====== Records supplied

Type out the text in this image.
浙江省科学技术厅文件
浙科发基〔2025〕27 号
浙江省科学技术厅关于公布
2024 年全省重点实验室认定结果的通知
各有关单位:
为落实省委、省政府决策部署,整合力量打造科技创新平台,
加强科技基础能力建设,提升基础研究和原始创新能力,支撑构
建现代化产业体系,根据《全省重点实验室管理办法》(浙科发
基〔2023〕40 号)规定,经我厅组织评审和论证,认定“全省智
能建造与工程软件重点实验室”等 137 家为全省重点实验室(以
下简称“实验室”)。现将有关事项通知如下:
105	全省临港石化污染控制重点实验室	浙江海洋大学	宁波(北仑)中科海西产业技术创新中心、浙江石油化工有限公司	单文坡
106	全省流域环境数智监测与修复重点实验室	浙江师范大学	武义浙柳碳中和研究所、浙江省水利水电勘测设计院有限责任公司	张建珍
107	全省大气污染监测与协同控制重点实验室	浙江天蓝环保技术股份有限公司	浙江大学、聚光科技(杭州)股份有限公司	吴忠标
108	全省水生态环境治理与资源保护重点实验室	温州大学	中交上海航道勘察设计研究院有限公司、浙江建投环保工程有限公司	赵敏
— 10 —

============

Quote the entire listing above exactly.

**Task result:**
Type out the text in this image.
浙江省科学技术厅文件
浙科发基〔2025〕27 号
浙江省科学技术厅关于公布
2024 年全省重点实验室认定结果的通知
各有关单位:
为落实省委、省政府决策部署,整合力量打造科技创新平台,
加强科技基础能力建设,提升基础研究和原始创新能力,支撑构
建现代化产业体系,根据《全省重点实验室管理办法》(浙科发
基〔2023〕40 号)规定,经我厅组织评审和论证,认定“全省智
能建造与工程软件重点实验室”等 137 家为全省重点实验室(以
下简称“实验室”)。现将有关事项通知如下:
105	全省临港石化污染控制重点实验室	浙江海洋大学	宁波(北仑)中科海西产业技术创新中心、浙江石油化工有限公司	单文坡
106	全省流域环境数智监测与修复重点实验室	浙江师范大学	武义浙柳碳中和研究所、浙江省水利水电勘测设计院有限责任公司	张建珍
107	全省大气污染监测与协同控制重点实验室	浙江天蓝环保技术股份有限公司	浙江大学、聚光科技(杭州)股份有限公司	吴忠标
108	全省水生态环境治理与资源保护重点实验室	温州大学	中交上海航道勘察设计研究院有限公司、浙江建投环保工程有限公司	赵敏
— 10 —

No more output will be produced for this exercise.